Top of THE DATA

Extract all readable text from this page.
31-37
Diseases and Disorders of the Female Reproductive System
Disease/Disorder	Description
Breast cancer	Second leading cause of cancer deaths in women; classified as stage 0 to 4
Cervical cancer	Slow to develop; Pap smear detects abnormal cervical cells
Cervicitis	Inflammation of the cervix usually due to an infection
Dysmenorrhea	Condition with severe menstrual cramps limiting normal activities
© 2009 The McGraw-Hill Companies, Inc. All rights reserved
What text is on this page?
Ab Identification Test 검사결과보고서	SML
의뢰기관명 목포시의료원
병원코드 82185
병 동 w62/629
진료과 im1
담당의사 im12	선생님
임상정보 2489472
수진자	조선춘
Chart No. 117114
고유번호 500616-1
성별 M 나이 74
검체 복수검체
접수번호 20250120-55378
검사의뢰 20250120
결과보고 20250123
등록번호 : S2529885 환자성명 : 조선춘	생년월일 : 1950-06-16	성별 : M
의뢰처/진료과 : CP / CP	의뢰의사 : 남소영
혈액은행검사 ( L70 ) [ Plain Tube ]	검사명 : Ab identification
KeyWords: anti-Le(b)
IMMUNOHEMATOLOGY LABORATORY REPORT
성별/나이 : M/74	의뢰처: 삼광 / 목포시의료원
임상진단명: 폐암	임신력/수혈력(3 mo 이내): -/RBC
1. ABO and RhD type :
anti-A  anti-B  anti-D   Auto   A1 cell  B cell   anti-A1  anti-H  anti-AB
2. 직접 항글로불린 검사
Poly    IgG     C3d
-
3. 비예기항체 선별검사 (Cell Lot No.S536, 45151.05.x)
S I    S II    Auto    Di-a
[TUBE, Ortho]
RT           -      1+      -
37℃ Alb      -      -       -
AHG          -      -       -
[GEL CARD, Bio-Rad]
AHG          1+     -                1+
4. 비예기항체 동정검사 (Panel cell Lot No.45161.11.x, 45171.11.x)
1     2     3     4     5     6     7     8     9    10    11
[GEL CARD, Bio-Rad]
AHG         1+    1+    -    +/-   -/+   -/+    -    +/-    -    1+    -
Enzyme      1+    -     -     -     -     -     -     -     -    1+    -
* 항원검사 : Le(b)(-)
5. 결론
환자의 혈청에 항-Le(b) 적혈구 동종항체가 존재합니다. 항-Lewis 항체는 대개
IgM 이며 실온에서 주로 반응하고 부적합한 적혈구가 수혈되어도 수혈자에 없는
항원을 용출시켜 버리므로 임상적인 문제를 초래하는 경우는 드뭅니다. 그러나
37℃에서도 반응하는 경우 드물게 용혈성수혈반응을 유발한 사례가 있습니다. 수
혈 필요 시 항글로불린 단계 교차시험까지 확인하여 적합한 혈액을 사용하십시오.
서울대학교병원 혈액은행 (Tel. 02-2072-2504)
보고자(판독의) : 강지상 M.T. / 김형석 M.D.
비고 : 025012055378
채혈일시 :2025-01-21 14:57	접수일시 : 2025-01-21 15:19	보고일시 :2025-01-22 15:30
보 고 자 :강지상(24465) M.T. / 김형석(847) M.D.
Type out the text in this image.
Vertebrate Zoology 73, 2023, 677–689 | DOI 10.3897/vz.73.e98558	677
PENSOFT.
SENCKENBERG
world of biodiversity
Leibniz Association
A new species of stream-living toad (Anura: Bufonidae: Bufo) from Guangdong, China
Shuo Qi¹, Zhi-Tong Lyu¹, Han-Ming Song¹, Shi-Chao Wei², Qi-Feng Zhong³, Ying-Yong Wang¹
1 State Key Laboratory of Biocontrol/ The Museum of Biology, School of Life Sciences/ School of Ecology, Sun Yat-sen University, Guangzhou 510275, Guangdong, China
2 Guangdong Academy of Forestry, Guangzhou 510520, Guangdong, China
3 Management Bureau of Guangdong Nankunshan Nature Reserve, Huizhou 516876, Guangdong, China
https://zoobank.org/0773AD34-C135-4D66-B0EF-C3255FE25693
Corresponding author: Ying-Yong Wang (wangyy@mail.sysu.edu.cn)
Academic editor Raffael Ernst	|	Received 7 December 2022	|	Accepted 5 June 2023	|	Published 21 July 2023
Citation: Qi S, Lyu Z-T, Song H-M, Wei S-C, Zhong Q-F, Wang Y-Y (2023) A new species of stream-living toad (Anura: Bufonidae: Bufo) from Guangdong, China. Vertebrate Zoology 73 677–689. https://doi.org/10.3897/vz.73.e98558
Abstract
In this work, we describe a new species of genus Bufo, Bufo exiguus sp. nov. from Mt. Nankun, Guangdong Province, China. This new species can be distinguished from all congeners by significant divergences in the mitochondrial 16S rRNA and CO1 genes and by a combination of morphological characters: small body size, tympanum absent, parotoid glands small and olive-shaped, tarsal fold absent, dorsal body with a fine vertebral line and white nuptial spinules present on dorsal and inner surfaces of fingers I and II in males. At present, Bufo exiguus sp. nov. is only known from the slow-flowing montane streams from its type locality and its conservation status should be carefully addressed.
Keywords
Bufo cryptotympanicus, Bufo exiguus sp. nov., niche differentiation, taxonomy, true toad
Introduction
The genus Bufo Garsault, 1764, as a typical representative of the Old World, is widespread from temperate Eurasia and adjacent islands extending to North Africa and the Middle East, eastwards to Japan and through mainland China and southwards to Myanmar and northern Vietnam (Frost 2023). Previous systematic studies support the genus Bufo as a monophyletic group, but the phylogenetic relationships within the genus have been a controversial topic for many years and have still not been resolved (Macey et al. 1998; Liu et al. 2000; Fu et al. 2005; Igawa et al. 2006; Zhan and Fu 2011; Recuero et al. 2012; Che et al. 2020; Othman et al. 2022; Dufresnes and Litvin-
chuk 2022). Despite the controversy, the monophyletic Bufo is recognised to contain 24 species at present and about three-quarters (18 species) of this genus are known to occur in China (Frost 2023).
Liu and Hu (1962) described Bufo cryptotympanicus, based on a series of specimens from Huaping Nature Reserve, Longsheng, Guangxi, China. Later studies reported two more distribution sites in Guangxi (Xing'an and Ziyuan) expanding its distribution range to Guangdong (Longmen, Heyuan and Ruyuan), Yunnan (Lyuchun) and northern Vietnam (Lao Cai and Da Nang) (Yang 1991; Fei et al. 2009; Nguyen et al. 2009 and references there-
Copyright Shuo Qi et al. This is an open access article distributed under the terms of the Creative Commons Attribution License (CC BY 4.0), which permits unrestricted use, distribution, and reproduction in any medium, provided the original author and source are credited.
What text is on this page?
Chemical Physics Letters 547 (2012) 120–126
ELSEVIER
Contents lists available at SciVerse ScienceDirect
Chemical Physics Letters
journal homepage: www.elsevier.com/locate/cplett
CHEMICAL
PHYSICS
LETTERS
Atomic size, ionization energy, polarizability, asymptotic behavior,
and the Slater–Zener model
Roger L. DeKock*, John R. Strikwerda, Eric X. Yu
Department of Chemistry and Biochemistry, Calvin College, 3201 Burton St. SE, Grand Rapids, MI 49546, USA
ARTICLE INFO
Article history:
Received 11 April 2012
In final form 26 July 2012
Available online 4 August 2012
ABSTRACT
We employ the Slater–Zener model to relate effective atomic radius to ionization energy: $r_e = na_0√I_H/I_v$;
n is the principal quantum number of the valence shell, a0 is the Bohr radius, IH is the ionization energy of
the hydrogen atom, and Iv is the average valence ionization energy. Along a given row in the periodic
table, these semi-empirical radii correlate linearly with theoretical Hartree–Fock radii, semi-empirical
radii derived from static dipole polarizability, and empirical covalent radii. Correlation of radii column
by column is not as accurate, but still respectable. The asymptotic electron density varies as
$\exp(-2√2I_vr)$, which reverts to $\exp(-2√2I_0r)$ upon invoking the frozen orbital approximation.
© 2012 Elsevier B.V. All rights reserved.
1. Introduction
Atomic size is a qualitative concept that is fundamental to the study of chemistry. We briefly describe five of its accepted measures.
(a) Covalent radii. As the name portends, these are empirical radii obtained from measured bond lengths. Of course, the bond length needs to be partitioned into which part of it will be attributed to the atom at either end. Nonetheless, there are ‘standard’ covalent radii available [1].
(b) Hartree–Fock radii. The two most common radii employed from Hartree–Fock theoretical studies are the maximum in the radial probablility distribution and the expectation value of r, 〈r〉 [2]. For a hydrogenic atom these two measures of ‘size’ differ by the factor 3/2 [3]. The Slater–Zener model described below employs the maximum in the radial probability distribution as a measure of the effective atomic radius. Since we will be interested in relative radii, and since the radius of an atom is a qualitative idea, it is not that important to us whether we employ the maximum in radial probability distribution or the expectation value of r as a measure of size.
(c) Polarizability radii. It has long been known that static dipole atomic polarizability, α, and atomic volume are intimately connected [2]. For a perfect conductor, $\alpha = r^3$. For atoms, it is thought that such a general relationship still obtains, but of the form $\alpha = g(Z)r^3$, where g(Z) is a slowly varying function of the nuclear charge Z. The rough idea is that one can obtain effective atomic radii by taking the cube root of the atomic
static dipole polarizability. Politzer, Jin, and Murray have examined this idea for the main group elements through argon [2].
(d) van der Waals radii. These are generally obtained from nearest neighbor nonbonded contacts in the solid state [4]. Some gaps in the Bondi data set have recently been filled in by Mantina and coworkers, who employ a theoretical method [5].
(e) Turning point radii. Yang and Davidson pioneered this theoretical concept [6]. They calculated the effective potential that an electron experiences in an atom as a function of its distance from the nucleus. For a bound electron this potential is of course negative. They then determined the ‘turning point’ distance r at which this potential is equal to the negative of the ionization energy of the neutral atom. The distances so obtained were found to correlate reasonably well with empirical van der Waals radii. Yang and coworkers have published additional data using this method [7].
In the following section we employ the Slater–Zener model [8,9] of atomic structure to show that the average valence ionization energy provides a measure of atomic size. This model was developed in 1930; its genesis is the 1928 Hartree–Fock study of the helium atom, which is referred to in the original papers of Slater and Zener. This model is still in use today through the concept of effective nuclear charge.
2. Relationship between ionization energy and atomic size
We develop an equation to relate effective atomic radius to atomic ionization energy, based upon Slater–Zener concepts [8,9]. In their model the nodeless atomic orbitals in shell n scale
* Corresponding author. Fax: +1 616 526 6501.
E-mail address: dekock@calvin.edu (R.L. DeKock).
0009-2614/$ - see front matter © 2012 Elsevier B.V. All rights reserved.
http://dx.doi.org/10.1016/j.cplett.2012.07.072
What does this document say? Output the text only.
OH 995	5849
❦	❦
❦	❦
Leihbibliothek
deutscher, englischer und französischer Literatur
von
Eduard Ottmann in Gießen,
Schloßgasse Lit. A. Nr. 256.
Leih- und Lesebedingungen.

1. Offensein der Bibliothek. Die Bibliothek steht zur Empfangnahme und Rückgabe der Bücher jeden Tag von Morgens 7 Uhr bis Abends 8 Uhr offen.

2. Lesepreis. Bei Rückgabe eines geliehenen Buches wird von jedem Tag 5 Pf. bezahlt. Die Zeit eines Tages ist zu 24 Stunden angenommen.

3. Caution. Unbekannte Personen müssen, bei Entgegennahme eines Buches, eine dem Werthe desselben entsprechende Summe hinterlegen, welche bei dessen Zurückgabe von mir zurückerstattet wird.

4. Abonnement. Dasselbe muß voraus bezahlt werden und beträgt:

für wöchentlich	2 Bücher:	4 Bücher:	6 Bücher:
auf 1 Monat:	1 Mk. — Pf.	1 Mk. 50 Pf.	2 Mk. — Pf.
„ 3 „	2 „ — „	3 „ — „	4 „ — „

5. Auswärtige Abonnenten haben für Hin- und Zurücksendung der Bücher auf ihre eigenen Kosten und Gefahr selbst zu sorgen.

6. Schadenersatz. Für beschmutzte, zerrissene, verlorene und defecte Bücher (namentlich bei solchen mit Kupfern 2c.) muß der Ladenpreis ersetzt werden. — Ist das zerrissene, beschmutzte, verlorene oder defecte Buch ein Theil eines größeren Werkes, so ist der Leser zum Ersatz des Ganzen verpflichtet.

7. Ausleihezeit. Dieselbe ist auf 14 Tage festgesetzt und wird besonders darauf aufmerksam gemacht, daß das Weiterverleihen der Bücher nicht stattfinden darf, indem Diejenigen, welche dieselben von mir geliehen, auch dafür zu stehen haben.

Bottom of THE DATA

## [REQUIRED WORK]
Search the lines above for the string "covalent", then show every one that has it.

## [EXERCISE OUTPUT]
radii derived from static dipole polarizability, and empirical covalent radii. Correlation of radii column
(a) Covalent radii. As the name portends, these are empirical radii obtained from measured bond lengths. Of course, the bond length needs to be partitioned into which part of it will be attributed to the atom at either end. Nonetheless, there are ‘standard’ covalent radii available [1].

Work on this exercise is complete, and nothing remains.